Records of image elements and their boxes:
---------------
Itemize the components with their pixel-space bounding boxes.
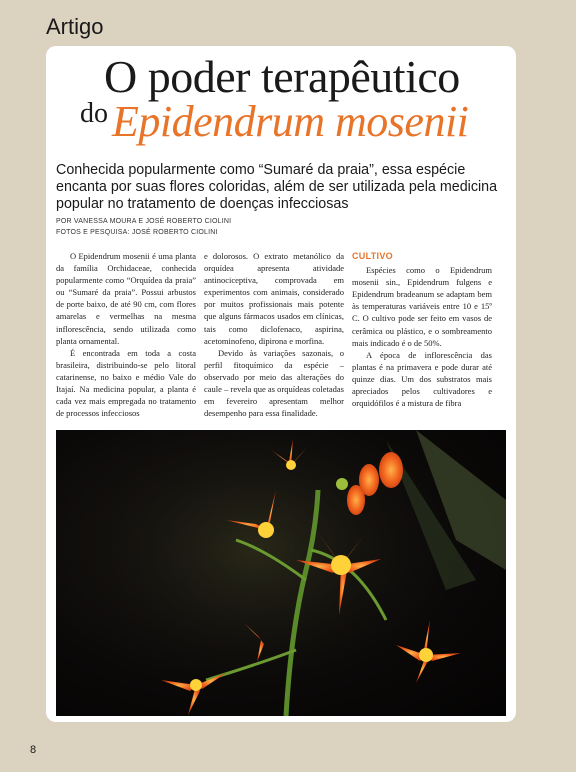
section-label: Artigo [46,14,104,39]
article-card [46,46,516,722]
section-heading-cultivo: CULTIVO [352,251,393,261]
title-prefix: do [80,98,108,129]
species-name: Epidendrum mosenii [112,97,469,146]
byline [56,216,496,238]
body-column-2 [204,250,344,419]
paragraph: Devido às variações sazonais, o perfil fitoquímico da espécie – observado por meio das alterações do caule – revela que as orquídeas coletadas em fevereiro apresentam melhor desempenho para essa finalidade. [204,347,344,419]
lead-paragraph: Conhecida popularmente como “Sumaré da praia”, essa espécie encanta por suas flores coloridas, além de ser utilizada pela medicina popular no tratamento de doenças infecciosas [56,162,498,212]
paragraph: É encontrada em toda a costa brasileira, distribuindo-se pelo litoral catarinense, no baixo e médio Vale do Itajaí. Na medicina popular, a planta é cada vez mais empregada no tratamento de processos infecciosos [56,347,196,419]
page-number: 8 [30,744,37,756]
article-title: O poder terapêutico [104,51,460,102]
paragraph: e dolorosos. O extrato metanólico da orquídea apresenta atividade antinociceptiva, comprovada em experimentos com animais, considerado por muitos profissionais mais potente que alguns fármacos usados em clínicas, tais como diclofenaco, aspirina, acetominofeno, dipirona e morfina. [204,251,344,346]
paragraph: Espécies como o Epidendrum mosenii sin., Epidendrum fulgens e Epidendrum bradeanum se adaptam bem às temperaturas variáveis entre 10 e 15º C. O cultivo pode ser feito em vasos de cerâmica ou plástico, e o sombreamento mais indicado é o de 50%. [352,265,492,348]
orchid-illustration [56,430,506,716]
author-credit: POR VANESSA MOURA E JOSÉ ROBERTO CIOLINI [56,218,232,225]
photo-credit: FOTOS E PESQUISA: JOSÉ ROBERTO CIOLINI [56,229,218,236]
body-column-1 [56,250,196,419]
article-title-species [80,96,468,147]
orchid-photo [56,430,506,716]
body-column-3 [352,250,492,409]
paragraph: A época de inflorescência das plantas é na primavera e pode durar até quinze dias. Um dos substratos mais apreciados pelos cultivadores e orquidófilos é a mistura de fibra [352,349,492,409]
paragraph: O Epidendrum mosenii é uma planta da família Orchidaceae, conhecida popularmente como “Orquídea da praia” ou “Sumaré da praia”. Possui arbustos de porte baixo, de até 90 cm, com flores amarelas e vermelhas na mesma inflorescência, sendo utilizada como planta ornamental. [56,251,196,346]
---------------
■ **What is required**
Turn every line of the records above into a numbered list, skipping blank lines. Leave the pictures out of your answer.

■ **Exercise response**
1. Itemize the components with their pixel-space bounding boxes.
2. section-label: Artigo [46,14,104,39]
3. article-card [46,46,516,722]
4. section-heading-cultivo: CULTIVO [352,251,393,261]
5. title-prefix: do [80,98,108,129]
6. species-name: Epidendrum mosenii [112,97,469,146]
7. byline [56,216,496,238]
8. body-column-2 [204,250,344,419]
9. paragraph: Devido às variações sazonais, o perfil fitoquímico da espécie – observado por meio das alterações do caule – revela que as orquídeas coletadas em fevereiro apresentam melhor desempenho para essa finalidade. [204,347,344,419]
10. lead-paragraph: Conhecida popularmente como “Sumaré da praia”, essa espécie encanta por suas flores coloridas, além de ser utilizada pela medicina popular no tratamento de doenças infecciosas [56,162,498,212]
11. paragraph: É encontrada em toda a costa brasileira, distribuindo-se pelo litoral catarinense, no baixo e médio Vale do Itajaí. Na medicina popular, a planta é cada vez mais empregada no tratamento de processos infecciosos [56,347,196,419]
12. page-number: 8 [30,744,37,756]
13. article-title: O poder terapêutico [104,51,460,102]
14. paragraph: e dolorosos. O extrato metanólico da orquídea apresenta atividade antinociceptiva, comprovada em experimentos com animais, considerado por muitos profissionais mais potente que alguns fármacos usados em clínicas, tais como diclofenaco, aspirina, acetominofeno, dipirona e morfina. [204,251,344,346]
15. paragraph: Espécies como o Epidendrum mosenii sin., Epidendrum fulgens e Epidendrum bradeanum se adaptam bem às temperaturas variáveis entre 10 e 15º C. O cultivo pode ser feito em vasos de cerâmica ou plástico, e o sombreamento mais indicado é o de 50%. [352,265,492,348]
16. orchid-illustration [56,430,506,716]
17. author-credit: POR VANESSA MOURA E JOSÉ ROBERTO CIOLINI [56,218,232,225]
18. photo-credit: FOTOS E PESQUISA: JOSÉ ROBERTO CIOLINI [56,229,218,236]
19. body-column-1 [56,250,196,419]
20. article-title-species [80,96,468,147]
21. orchid-photo [56,430,506,716]
22. body-column-3 [352,250,492,409]
23. paragraph: A época de inflorescência das plantas é na primavera e pode durar até quinze dias. Um dos substratos mais apreciados pelos cultivadores e orquidófilos é a mistura de fibra [352,349,492,409]
24. paragraph: O Epidendrum mosenii é uma planta da família Orchidaceae, conhecida popularmente como “Orquídea da praia” ou “Sumaré da praia”. Possui arbustos de porte baixo, de até 90 cm, com flores amarelas e vermelhas na mesma inflorescência, sendo utilizada como planta ornamental. [56,251,196,346]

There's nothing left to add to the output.